Element and region data
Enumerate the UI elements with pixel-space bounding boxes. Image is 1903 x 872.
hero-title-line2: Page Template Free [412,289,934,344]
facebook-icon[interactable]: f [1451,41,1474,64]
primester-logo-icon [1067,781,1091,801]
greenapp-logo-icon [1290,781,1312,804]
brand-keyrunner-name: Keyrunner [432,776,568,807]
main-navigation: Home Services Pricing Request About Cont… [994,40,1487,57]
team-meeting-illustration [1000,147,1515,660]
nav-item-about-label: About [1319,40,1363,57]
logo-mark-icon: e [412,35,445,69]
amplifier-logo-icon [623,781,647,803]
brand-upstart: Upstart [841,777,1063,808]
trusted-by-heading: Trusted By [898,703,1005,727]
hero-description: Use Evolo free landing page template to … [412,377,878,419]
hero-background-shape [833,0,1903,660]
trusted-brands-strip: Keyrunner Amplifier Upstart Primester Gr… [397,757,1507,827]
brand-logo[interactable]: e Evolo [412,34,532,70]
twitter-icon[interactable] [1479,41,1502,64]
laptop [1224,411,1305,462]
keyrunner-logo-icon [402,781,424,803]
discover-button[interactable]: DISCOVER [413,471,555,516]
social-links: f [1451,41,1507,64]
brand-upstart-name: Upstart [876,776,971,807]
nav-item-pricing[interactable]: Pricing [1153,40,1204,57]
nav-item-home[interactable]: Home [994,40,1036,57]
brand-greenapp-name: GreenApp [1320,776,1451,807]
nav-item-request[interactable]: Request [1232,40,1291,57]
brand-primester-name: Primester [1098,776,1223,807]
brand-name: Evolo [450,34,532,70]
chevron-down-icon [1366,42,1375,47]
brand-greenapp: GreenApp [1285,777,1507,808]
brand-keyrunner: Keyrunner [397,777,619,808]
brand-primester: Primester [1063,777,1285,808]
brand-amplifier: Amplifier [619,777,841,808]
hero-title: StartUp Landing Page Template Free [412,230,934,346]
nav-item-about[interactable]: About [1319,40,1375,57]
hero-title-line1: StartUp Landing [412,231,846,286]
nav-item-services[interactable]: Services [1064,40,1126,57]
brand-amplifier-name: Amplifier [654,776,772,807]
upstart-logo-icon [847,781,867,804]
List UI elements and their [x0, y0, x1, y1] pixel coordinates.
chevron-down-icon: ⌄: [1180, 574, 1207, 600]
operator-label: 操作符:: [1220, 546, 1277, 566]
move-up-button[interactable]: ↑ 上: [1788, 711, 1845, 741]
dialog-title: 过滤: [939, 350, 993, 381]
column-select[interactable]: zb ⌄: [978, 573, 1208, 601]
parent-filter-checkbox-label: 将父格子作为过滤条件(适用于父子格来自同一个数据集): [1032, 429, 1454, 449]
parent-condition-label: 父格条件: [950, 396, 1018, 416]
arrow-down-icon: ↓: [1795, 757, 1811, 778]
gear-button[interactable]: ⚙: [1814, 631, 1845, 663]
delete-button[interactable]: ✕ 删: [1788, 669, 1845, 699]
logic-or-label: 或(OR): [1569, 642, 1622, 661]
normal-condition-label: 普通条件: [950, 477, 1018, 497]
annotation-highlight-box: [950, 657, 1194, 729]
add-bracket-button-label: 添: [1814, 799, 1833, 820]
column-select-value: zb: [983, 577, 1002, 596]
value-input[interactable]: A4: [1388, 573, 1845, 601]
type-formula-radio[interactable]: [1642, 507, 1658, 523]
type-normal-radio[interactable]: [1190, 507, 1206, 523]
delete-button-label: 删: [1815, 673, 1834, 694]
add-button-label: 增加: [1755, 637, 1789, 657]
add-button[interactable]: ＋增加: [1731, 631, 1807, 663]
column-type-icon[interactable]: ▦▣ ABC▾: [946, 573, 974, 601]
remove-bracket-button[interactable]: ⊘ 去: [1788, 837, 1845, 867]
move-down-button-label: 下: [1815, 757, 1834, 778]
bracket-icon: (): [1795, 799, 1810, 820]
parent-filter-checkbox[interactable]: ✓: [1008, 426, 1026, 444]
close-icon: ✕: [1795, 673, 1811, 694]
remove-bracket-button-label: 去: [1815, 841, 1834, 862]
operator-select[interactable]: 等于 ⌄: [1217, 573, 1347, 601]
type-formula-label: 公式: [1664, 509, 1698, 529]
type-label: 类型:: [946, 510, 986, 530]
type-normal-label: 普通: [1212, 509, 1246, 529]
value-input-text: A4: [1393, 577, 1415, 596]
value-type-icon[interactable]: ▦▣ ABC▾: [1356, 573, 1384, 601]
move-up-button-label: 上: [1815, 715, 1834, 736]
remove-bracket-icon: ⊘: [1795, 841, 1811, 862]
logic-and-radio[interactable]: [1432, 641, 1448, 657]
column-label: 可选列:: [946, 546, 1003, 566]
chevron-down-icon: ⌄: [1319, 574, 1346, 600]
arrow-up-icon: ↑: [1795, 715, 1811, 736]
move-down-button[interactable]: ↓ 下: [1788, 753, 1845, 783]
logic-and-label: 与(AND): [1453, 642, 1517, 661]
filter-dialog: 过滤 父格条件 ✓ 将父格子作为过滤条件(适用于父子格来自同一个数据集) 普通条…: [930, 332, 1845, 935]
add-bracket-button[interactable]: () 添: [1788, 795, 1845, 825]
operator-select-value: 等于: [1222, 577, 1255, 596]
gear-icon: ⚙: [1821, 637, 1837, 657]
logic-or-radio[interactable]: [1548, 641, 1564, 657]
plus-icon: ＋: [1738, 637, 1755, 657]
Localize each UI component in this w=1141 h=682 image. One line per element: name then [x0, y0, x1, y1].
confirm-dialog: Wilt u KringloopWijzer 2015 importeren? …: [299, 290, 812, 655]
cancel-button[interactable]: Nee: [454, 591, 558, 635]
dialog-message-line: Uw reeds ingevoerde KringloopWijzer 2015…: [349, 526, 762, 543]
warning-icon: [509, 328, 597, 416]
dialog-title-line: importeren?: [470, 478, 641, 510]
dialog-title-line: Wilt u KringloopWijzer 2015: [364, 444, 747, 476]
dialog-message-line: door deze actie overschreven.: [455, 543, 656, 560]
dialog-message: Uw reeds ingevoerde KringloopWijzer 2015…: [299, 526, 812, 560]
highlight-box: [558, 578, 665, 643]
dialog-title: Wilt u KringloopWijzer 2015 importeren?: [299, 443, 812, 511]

» REQUIREMENTS
Recast everything from the start of the records down to and including the line that contains "hero-description: Use Evolo" as a JSON list of strings. Give one string per line and omit blank lines.

» EXERCISE SOLUTION
[
  "Enumerate the UI elements with pixel-space bounding boxes. Image is 1903 x 872.",
  "hero-title-line2: Page Template Free [412,289,934,344]",
  "facebook-icon[interactable]: f [1451,41,1474,64]",
  "primester-logo-icon [1067,781,1091,801]",
  "greenapp-logo-icon [1290,781,1312,804]",
  "brand-keyrunner-name: Keyrunner [432,776,568,807]",
  "main-navigation: Home Services Pricing Request About Cont… [994,40,1487,57]",
  "team-meeting-illustration [1000,147,1515,660]",
  "nav-item-about-label: About [1319,40,1363,57]",
  "logo-mark-icon: e [412,35,445,69]",
  "amplifier-logo-icon [623,781,647,803]",
  "brand-upstart: Upstart [841,777,1063,808]",
  "trusted-by-heading: Trusted By [898,703,1005,727]",
  "hero-description: Use Evolo free landing page template to … [412,377,878,419]"
]